Given request: The records below must be written out exactly, with every picture left behind.

━━━━━ The input

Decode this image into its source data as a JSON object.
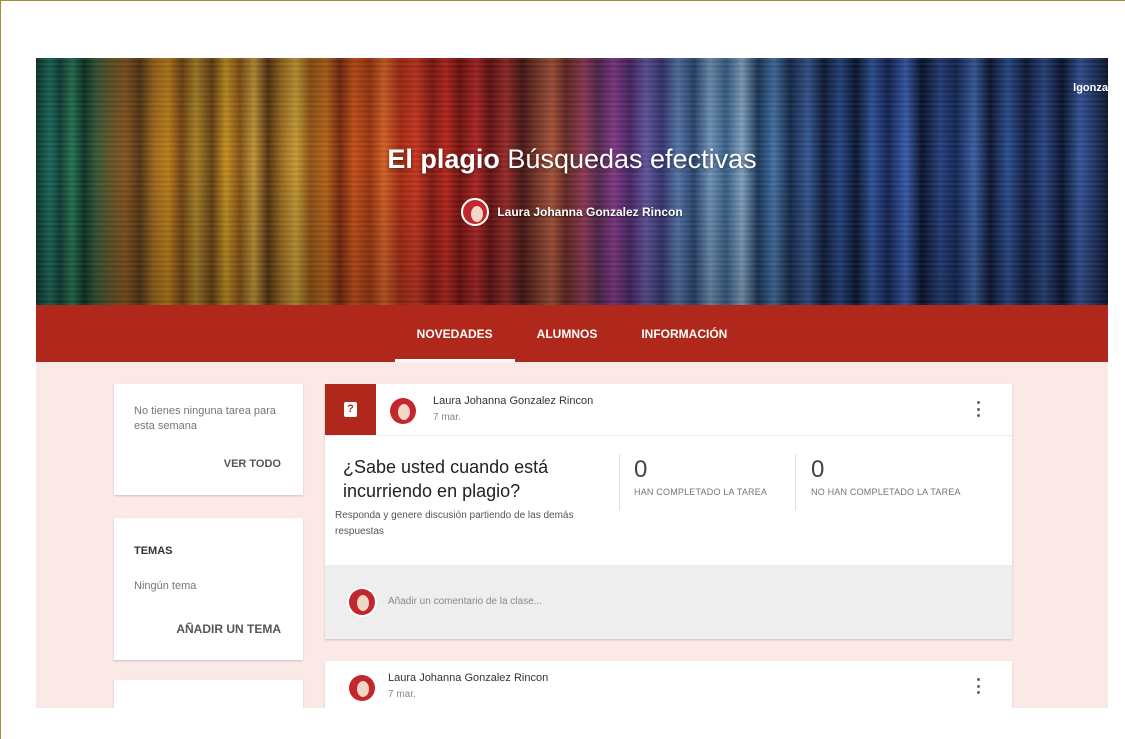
{
  "banner": {
    "user_label": "lgonza",
    "title_bold": "El plagio",
    "title_rest": "Búsquedas efectivas",
    "teacher_name": "Laura Johanna Gonzalez Rincon"
  },
  "tabs": [
    {
      "label": "NOVEDADES",
      "active": true
    },
    {
      "label": "ALUMNOS",
      "active": false
    },
    {
      "label": "INFORMACIÓN",
      "active": false
    }
  ],
  "tasks_card": {
    "message": "No tienes ninguna tarea para esta semana",
    "link": "VER TODO"
  },
  "topics_card": {
    "heading": "TEMAS",
    "empty": "Ningún tema",
    "link": "AÑADIR UN TEMA"
  },
  "post": {
    "badge_icon": "question-icon",
    "author": "Laura Johanna Gonzalez Rincon",
    "date": "7 mar.",
    "title": "¿Sabe usted cuando está incurriendo en plagio?",
    "description": "Responda y genere discusión partiendo de las demás respuestas",
    "completed_count": "0",
    "completed_label": "HAN COMPLETADO LA TAREA",
    "not_completed_count": "0",
    "not_completed_label": "NO HAN COMPLETADO LA TAREA",
    "comment_placeholder": "Añadir un comentario de la clase..."
  },
  "post2": {
    "author": "Laura Johanna Gonzalez Rincon",
    "date": "7 mar."
  },
  "colors": {
    "accent": "#b0271b",
    "page_bg": "#fbe9e7"
  }
}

━━━━━━━━━━

Written response:
Decode this image into its source data as a JSON object.
{
  "banner": {
    "user_label": "lgonza",
    "title_bold": "El plagio",
    "title_rest": "Búsquedas efectivas",
    "teacher_name": "Laura Johanna Gonzalez Rincon"
  },
  "tabs": [
    {
      "label": "NOVEDADES",
      "active": true
    },
    {
      "label": "ALUMNOS",
      "active": false
    },
    {
      "label": "INFORMACIÓN",
      "active": false
    }
  ],
  "tasks_card": {
    "message": "No tienes ninguna tarea para esta semana",
    "link": "VER TODO"
  },
  "topics_card": {
    "heading": "TEMAS",
    "empty": "Ningún tema",
    "link": "AÑADIR UN TEMA"
  },
  "post": {
    "badge_icon": "question-icon",
    "author": "Laura Johanna Gonzalez Rincon",
    "date": "7 mar.",
    "title": "¿Sabe usted cuando está incurriendo en plagio?",
    "description": "Responda y genere discusión partiendo de las demás respuestas",
    "completed_count": "0",
    "completed_label": "HAN COMPLETADO LA TAREA",
    "not_completed_count": "0",
    "not_completed_label": "NO HAN COMPLETADO LA TAREA",
    "comment_placeholder": "Añadir un comentario de la clase..."
  },
  "post2": {
    "author": "Laura Johanna Gonzalez Rincon",
    "date": "7 mar."
  },
  "colors": {
    "accent": "#b0271b",
    "page_bg": "#fbe9e7"
  }
}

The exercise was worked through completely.